▸ **TRECHO PARA LER**:
═══

Julian Assange pode ser considerado um foragido pela polícia, mas, na prática, já vive confinado, ainda que em condições bem melhores que numa prisão, com visitas frequentes e em uma das regiões mais valorizadas de Londres. Dentro e fora da embaixada do Equador, o esquema de segurança em relação ao ativista beira a paranoia, tanto pela polícia quanto pelos seguranças do escritório equatoriano.

Numa das ruas de comércio mais movimentadas da cidade e ao lado da loja Harrods, um caminhão da polícia permanece estacionado a poucos metros da porta de Assange, 24 horas por dia. No teto do veículo, uma antena capta tudo o que se transmite de dentro da embaixada. O Estado contou pelo menos cinco policiais nas portas da embaixada, um deles a dois passos da entrada do local.

A Justiça já avisou: basta Assange colocar o pé fora e será preso, antes mesmo de chegar à rua. “Essa é sua fronteira”, apontou um segurança para a porta da embaixada.

Uma vez dentro da missão equatoriana, que tem suas cortinas fechadas, a segurança e o controle não deixam nada a desejar para a polícia londrina. O passaporte original dos visitantes é exigido e mantido com um segurança privado. Celulares também não são autorizados a entrar e, apagados, são entregues aos seguranças.

Assange vive, na prática, encarcerado e sem data para sair. A embaixada é modesta, com decoração austera e divide um andar com a representação da Colômbia. Uma das poucas salas foi transformada em seu quarto. Uma cama foi trazida, mas a reportagem recebeu instruções claras de que não poderia ter acesso à habitação.

Assange e seu entorno cozinham, mas as possibilidades são limitadas. Muitas vezes, pedem comida pelo telefone. “Não é fácil”, admitiu uma das pessoas na embaixada.

═══

Liste os sinais de presença policial do lado de fora da embaixada que aparecem no texto sobre Assange.

Registros de caixas de elementos de imagem
═══

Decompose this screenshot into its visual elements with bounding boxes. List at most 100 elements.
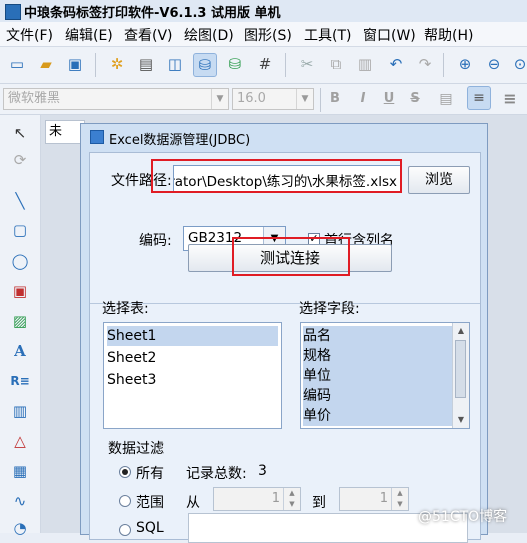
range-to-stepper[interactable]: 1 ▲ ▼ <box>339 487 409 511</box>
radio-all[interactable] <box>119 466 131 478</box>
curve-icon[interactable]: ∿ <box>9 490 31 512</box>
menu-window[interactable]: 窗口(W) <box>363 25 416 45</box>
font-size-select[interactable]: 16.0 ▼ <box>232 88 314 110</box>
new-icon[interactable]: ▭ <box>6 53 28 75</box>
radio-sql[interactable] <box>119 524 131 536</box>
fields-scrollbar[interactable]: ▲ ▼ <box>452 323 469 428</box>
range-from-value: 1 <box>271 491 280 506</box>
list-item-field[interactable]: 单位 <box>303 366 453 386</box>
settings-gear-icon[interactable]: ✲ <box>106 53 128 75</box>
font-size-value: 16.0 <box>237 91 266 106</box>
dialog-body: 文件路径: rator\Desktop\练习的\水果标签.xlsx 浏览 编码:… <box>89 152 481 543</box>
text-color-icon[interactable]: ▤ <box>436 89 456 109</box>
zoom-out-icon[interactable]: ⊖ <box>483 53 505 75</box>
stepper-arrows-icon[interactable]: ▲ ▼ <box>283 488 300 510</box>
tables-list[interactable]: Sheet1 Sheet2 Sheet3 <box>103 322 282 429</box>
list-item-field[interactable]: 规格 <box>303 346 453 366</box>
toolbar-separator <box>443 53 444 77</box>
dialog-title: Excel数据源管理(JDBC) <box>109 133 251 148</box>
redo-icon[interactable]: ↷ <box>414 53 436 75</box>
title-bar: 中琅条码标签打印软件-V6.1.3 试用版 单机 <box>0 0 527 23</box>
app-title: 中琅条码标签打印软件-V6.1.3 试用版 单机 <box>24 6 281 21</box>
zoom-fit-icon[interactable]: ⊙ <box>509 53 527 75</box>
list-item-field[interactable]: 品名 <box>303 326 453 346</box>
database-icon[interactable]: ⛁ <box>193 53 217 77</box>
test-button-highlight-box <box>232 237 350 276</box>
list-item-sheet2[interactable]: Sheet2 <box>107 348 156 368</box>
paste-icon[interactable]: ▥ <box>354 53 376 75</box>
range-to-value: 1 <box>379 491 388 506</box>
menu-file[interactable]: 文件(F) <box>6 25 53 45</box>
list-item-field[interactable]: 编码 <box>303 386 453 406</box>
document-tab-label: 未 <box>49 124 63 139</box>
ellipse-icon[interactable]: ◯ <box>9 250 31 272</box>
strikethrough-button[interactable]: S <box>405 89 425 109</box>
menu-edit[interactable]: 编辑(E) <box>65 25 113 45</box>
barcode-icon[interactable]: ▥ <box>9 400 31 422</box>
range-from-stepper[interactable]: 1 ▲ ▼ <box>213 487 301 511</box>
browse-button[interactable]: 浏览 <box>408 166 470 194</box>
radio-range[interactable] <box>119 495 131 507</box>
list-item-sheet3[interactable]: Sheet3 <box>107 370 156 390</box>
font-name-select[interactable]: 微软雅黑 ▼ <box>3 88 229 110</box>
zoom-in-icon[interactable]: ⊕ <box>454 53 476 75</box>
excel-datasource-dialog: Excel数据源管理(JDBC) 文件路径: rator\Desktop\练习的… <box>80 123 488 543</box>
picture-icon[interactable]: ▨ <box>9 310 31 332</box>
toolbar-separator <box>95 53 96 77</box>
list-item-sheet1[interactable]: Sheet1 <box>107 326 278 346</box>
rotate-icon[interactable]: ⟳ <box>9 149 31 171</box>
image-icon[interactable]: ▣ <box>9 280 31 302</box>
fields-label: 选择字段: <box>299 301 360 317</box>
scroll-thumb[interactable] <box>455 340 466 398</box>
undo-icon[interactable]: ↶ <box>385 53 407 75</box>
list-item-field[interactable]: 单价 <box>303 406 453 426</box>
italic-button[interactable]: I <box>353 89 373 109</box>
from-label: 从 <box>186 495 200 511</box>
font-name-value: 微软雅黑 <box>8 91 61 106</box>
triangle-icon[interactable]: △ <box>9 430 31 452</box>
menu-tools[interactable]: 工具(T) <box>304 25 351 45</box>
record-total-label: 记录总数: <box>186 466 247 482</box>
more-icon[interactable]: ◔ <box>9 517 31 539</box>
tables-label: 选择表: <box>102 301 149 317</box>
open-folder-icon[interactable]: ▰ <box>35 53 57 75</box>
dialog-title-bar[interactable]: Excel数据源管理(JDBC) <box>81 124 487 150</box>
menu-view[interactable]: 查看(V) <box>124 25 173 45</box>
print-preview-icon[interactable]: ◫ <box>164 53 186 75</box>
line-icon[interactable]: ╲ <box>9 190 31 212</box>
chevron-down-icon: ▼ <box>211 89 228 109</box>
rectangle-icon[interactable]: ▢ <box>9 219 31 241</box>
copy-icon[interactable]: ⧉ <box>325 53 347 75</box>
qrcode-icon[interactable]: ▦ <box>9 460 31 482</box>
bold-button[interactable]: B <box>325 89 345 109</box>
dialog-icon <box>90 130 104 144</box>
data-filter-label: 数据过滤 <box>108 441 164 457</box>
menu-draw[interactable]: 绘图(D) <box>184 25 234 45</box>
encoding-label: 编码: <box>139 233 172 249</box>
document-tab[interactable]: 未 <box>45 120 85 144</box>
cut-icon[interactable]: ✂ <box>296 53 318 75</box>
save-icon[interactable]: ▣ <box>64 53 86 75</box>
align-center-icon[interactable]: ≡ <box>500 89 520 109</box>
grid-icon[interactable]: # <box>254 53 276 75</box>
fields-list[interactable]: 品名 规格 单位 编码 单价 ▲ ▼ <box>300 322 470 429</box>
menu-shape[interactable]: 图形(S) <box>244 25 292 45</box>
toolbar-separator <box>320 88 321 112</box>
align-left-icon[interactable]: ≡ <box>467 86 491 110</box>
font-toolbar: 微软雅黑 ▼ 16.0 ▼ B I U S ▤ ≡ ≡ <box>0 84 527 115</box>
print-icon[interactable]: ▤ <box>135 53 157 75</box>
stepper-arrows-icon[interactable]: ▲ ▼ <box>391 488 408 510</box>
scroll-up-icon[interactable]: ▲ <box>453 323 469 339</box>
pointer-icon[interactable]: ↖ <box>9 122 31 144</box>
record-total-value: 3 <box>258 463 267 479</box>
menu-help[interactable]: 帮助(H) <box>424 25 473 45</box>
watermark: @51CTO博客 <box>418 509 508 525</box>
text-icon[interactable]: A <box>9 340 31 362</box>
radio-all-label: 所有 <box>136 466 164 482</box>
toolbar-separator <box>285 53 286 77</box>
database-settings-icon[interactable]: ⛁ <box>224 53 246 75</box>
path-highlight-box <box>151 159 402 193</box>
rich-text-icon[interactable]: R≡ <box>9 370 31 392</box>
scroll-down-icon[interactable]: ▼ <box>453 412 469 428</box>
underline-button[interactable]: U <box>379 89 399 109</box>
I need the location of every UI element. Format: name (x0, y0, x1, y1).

═══

▸ **RESPOSTA ABAIXO**:
- Um caminhão da polícia estacionado a poucos metros da porta de Assange, 24 horas por dia.
- Uma antena no teto desse veículo, que capta tudo o que se transmite de dentro da embaixada.
- Pelo menos cinco policiais nas portas da embaixada, um deles a dois passos da entrada.